— Start Data supplied —

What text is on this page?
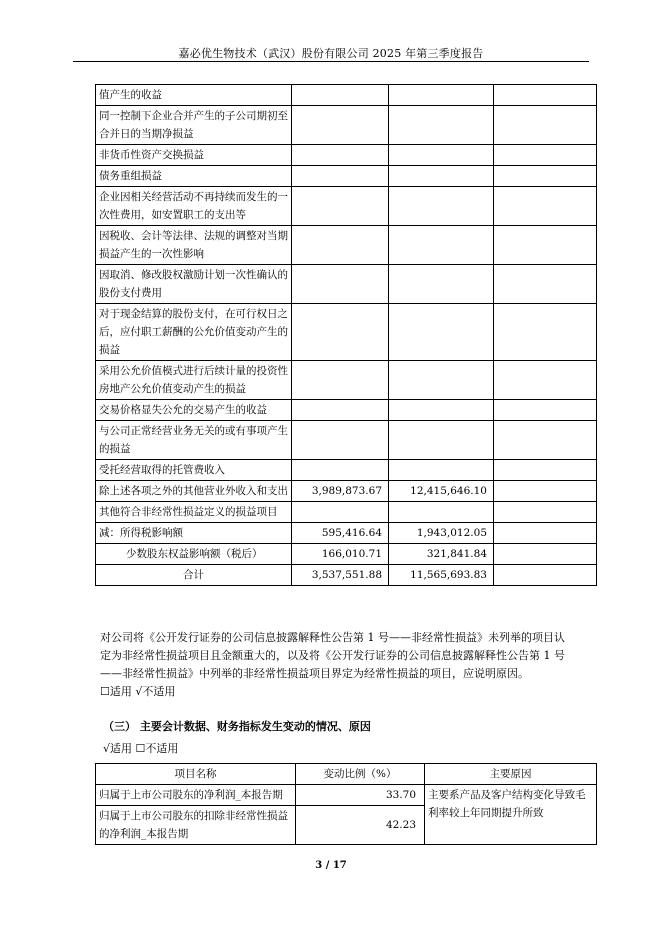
嘉必优生物技术（武汉）股份有限公司 2025 年第三季度报告
值产生的收益			
同一控制下企业合并产生的子公司期初至合并日的当期净损益			
非货币性资产交换损益			
债务重组损益			
企业因相关经营活动不再持续而发生的一次性费用，如安置职工的支出等			
因税收、会计等法律、法规的调整对当期损益产生的一次性影响			
因取消、修改股权激励计划一次性确认的股份支付费用			
对于现金结算的股份支付，在可行权日之后，应付职工薪酬的公允价值变动产生的损益			
采用公允价值模式进行后续计量的投资性房地产公允价值变动产生的损益			
交易价格显失公允的交易产生的收益			
与公司正常经营业务无关的或有事项产生的损益			
受托经营取得的托管费收入			
除上述各项之外的其他营业外收入和支出	3,989,873.67	12,415,646.10	
其他符合非经常性损益定义的损益项目			
减：所得税影响额	595,416.64	1,943,012.05	
少数股东权益影响额（税后）	166,010.71	321,841.84	
合计	3,537,551.88	11,565,693.83	
对公司将《公开发行证券的公司信息披露解释性公告第 1 号——非经常性损益》未列举的项目认
定为非经常性损益项目且金额重大的，以及将《公开发行证券的公司信息披露解释性公告第 1 号
——非经常性损益》中列举的非经常性损益项目界定为经常性损益的项目，应说明原因。
☐适用 √不适用
（三） 主要会计数据、财务指标发生变动的情况、原因
√适用 ☐不适用
项目名称	变动比例（%）	主要原因
归属于上市公司股东的净利润_本报告期	33.70	主要系产品及客户结构变化导致毛利率较上年同期提升所致
归属于上市公司股东的扣除非经常性损益的净利润_本报告期	42.23	
3 / 17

— End Data supplied —

= Problem details =
Output every entry exactly as given; pictures are not part of the copy.

= Solved problem =
What text is on this page?
嘉必优生物技术（武汉）股份有限公司 2025 年第三季度报告
值产生的收益			
同一控制下企业合并产生的子公司期初至合并日的当期净损益			
非货币性资产交换损益			
债务重组损益			
企业因相关经营活动不再持续而发生的一次性费用，如安置职工的支出等			
因税收、会计等法律、法规的调整对当期损益产生的一次性影响			
因取消、修改股权激励计划一次性确认的股份支付费用			
对于现金结算的股份支付，在可行权日之后，应付职工薪酬的公允价值变动产生的损益			
采用公允价值模式进行后续计量的投资性房地产公允价值变动产生的损益			
交易价格显失公允的交易产生的收益			
与公司正常经营业务无关的或有事项产生的损益			
受托经营取得的托管费收入			
除上述各项之外的其他营业外收入和支出	3,989,873.67	12,415,646.10	
其他符合非经常性损益定义的损益项目			
减：所得税影响额	595,416.64	1,943,012.05	
少数股东权益影响额（税后）	166,010.71	321,841.84	
合计	3,537,551.88	11,565,693.83	
对公司将《公开发行证券的公司信息披露解释性公告第 1 号——非经常性损益》未列举的项目认
定为非经常性损益项目且金额重大的，以及将《公开发行证券的公司信息披露解释性公告第 1 号
——非经常性损益》中列举的非经常性损益项目界定为经常性损益的项目，应说明原因。
☐适用 √不适用
（三） 主要会计数据、财务指标发生变动的情况、原因
√适用 ☐不适用
项目名称	变动比例（%）	主要原因
归属于上市公司股东的净利润_本报告期	33.70	主要系产品及客户结构变化导致毛利率较上年同期提升所致
归属于上市公司股东的扣除非经常性损益的净利润_本报告期	42.23	
3 / 17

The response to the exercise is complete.